--- Begin Dataset ---

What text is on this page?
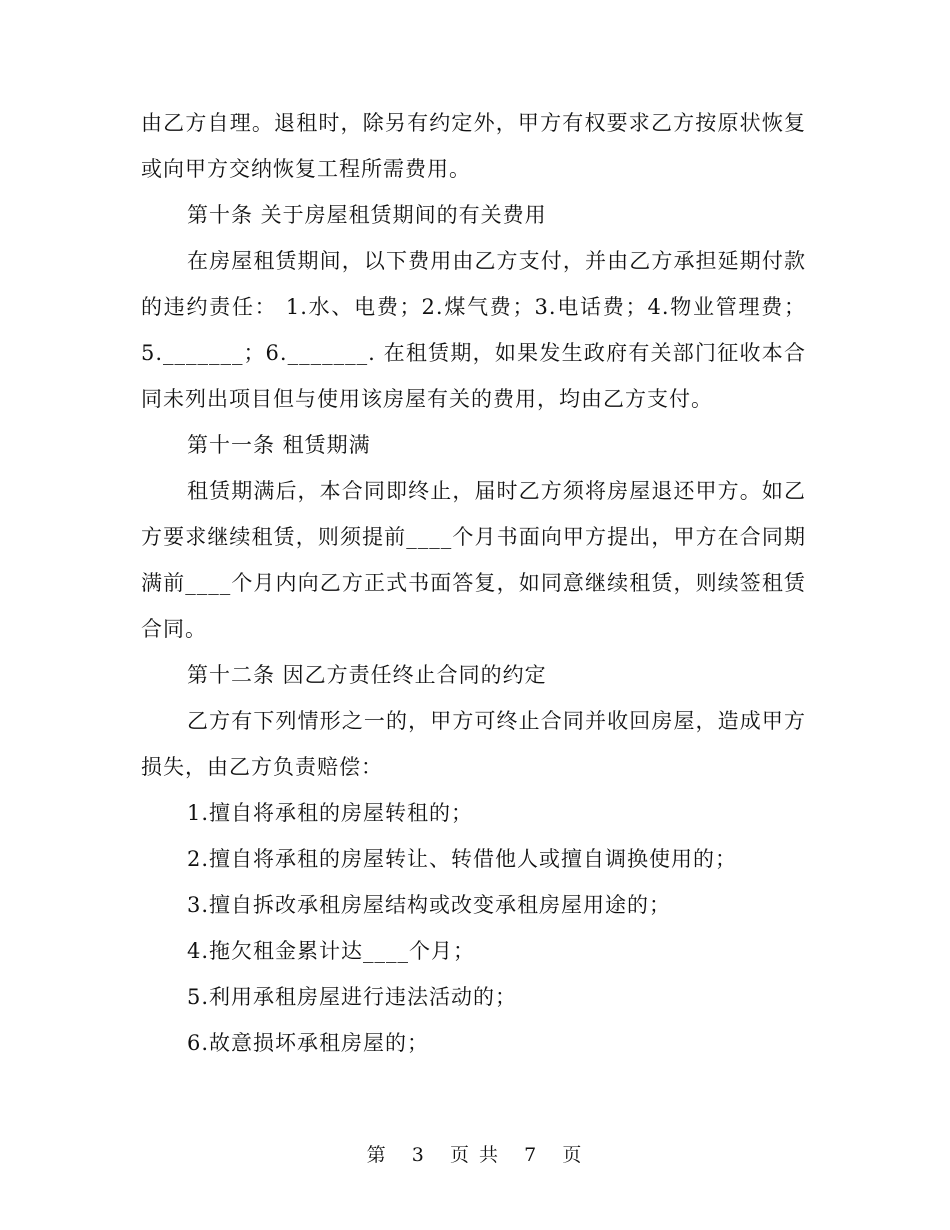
由乙方自理。退租时，除另有约定外，甲方有权要求乙方按原状恢复或向甲方交纳恢复工程所需费用。

第十条 关于房屋租赁期间的有关费用

在房屋租赁期间，以下费用由乙方支付，并由乙方承担延期付款的违约责任： 1.水、电费；2.煤气费；3.电话费；4.物业管理费；5._______；6._______. 在租赁期，如果发生政府有关部门征收本合同未列出项目但与使用该房屋有关的费用，均由乙方支付。

第十一条 租赁期满

租赁期满后，本合同即终止，届时乙方须将房屋退还甲方。如乙方要求继续租赁，则须提前____个月书面向甲方提出，甲方在合同期满前____个月内向乙方正式书面答复，如同意继续租赁，则续签租赁合同。

第十二条 因乙方责任终止合同的约定

乙方有下列情形之一的，甲方可终止合同并收回房屋，造成甲方损失，由乙方负责赔偿：

1.擅自将承租的房屋转租的；

2.擅自将承租的房屋转让、转借他人或擅自调换使用的；

3.擅自拆改承租房屋结构或改变承租房屋用途的；

4.拖欠租金累计达____个月；

5.利用承租房屋进行违法活动的；

6.故意损坏承租房屋的；

第 3 页 共 7 页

--- End Dataset ---

Repeat the listing in full and exactly. Do not include any images.

What text is on this page?
由乙方自理。退租时，除另有约定外，甲方有权要求乙方按原状恢复或向甲方交纳恢复工程所需费用。

第十条 关于房屋租赁期间的有关费用

在房屋租赁期间，以下费用由乙方支付，并由乙方承担延期付款的违约责任： 1.水、电费；2.煤气费；3.电话费；4.物业管理费；5._______；6._______. 在租赁期，如果发生政府有关部门征收本合同未列出项目但与使用该房屋有关的费用，均由乙方支付。

第十一条 租赁期满

租赁期满后，本合同即终止，届时乙方须将房屋退还甲方。如乙方要求继续租赁，则须提前____个月书面向甲方提出，甲方在合同期满前____个月内向乙方正式书面答复，如同意继续租赁，则续签租赁合同。

第十二条 因乙方责任终止合同的约定

乙方有下列情形之一的，甲方可终止合同并收回房屋，造成甲方损失，由乙方负责赔偿：

1.擅自将承租的房屋转租的；

2.擅自将承租的房屋转让、转借他人或擅自调换使用的；

3.擅自拆改承租房屋结构或改变承租房屋用途的；

4.拖欠租金累计达____个月；

5.利用承租房屋进行违法活动的；

6.故意损坏承租房屋的；

第 3 页 共 7 页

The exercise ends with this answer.